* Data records
================================

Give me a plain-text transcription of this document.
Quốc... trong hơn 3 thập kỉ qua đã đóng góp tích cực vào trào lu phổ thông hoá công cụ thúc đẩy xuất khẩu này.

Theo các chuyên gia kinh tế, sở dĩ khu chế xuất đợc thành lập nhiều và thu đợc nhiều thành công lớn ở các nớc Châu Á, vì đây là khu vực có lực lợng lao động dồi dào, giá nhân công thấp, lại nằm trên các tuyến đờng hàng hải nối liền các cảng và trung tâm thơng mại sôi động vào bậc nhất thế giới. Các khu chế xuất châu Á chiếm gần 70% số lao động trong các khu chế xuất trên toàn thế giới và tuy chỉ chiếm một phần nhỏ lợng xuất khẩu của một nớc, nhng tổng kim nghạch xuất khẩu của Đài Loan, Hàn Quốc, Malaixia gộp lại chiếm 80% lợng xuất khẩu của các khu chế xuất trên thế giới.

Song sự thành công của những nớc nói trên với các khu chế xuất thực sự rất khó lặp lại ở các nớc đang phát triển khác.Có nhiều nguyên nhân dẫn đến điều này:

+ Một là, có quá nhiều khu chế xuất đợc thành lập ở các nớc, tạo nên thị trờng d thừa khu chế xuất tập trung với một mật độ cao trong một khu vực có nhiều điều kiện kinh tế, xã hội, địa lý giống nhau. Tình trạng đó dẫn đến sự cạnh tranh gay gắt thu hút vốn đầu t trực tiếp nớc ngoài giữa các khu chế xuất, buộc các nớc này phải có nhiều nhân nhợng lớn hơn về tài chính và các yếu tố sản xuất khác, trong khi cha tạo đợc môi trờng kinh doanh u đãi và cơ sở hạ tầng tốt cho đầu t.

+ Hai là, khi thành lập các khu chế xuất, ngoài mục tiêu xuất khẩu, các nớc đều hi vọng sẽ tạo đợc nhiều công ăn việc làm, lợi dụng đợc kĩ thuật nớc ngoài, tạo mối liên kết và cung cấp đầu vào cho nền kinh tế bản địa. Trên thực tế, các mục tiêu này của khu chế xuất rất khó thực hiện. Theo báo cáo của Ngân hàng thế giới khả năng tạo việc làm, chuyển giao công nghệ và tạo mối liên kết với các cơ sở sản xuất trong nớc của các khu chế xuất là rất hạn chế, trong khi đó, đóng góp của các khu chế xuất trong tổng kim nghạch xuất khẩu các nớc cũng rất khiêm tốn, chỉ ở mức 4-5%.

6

================================

* Exercise objective
Your task is to give the records above again, exactly.

* Task solution
Give me a plain-text transcription of this document.
Quốc... trong hơn 3 thập kỉ qua đã đóng góp tích cực vào trào lu phổ thông hoá công cụ thúc đẩy xuất khẩu này.

Theo các chuyên gia kinh tế, sở dĩ khu chế xuất đợc thành lập nhiều và thu đợc nhiều thành công lớn ở các nớc Châu Á, vì đây là khu vực có lực lợng lao động dồi dào, giá nhân công thấp, lại nằm trên các tuyến đờng hàng hải nối liền các cảng và trung tâm thơng mại sôi động vào bậc nhất thế giới. Các khu chế xuất châu Á chiếm gần 70% số lao động trong các khu chế xuất trên toàn thế giới và tuy chỉ chiếm một phần nhỏ lợng xuất khẩu của một nớc, nhng tổng kim nghạch xuất khẩu của Đài Loan, Hàn Quốc, Malaixia gộp lại chiếm 80% lợng xuất khẩu của các khu chế xuất trên thế giới.

Song sự thành công của những nớc nói trên với các khu chế xuất thực sự rất khó lặp lại ở các nớc đang phát triển khác.Có nhiều nguyên nhân dẫn đến điều này:

+ Một là, có quá nhiều khu chế xuất đợc thành lập ở các nớc, tạo nên thị trờng d thừa khu chế xuất tập trung với một mật độ cao trong một khu vực có nhiều điều kiện kinh tế, xã hội, địa lý giống nhau. Tình trạng đó dẫn đến sự cạnh tranh gay gắt thu hút vốn đầu t trực tiếp nớc ngoài giữa các khu chế xuất, buộc các nớc này phải có nhiều nhân nhợng lớn hơn về tài chính và các yếu tố sản xuất khác, trong khi cha tạo đợc môi trờng kinh doanh u đãi và cơ sở hạ tầng tốt cho đầu t.

+ Hai là, khi thành lập các khu chế xuất, ngoài mục tiêu xuất khẩu, các nớc đều hi vọng sẽ tạo đợc nhiều công ăn việc làm, lợi dụng đợc kĩ thuật nớc ngoài, tạo mối liên kết và cung cấp đầu vào cho nền kinh tế bản địa. Trên thực tế, các mục tiêu này của khu chế xuất rất khó thực hiện. Theo báo cáo của Ngân hàng thế giới khả năng tạo việc làm, chuyển giao công nghệ và tạo mối liên kết với các cơ sở sản xuất trong nớc của các khu chế xuất là rất hạn chế, trong khi đó, đóng góp của các khu chế xuất trong tổng kim nghạch xuất khẩu các nớc cũng rất khiêm tốn, chỉ ở mức 4-5%.

6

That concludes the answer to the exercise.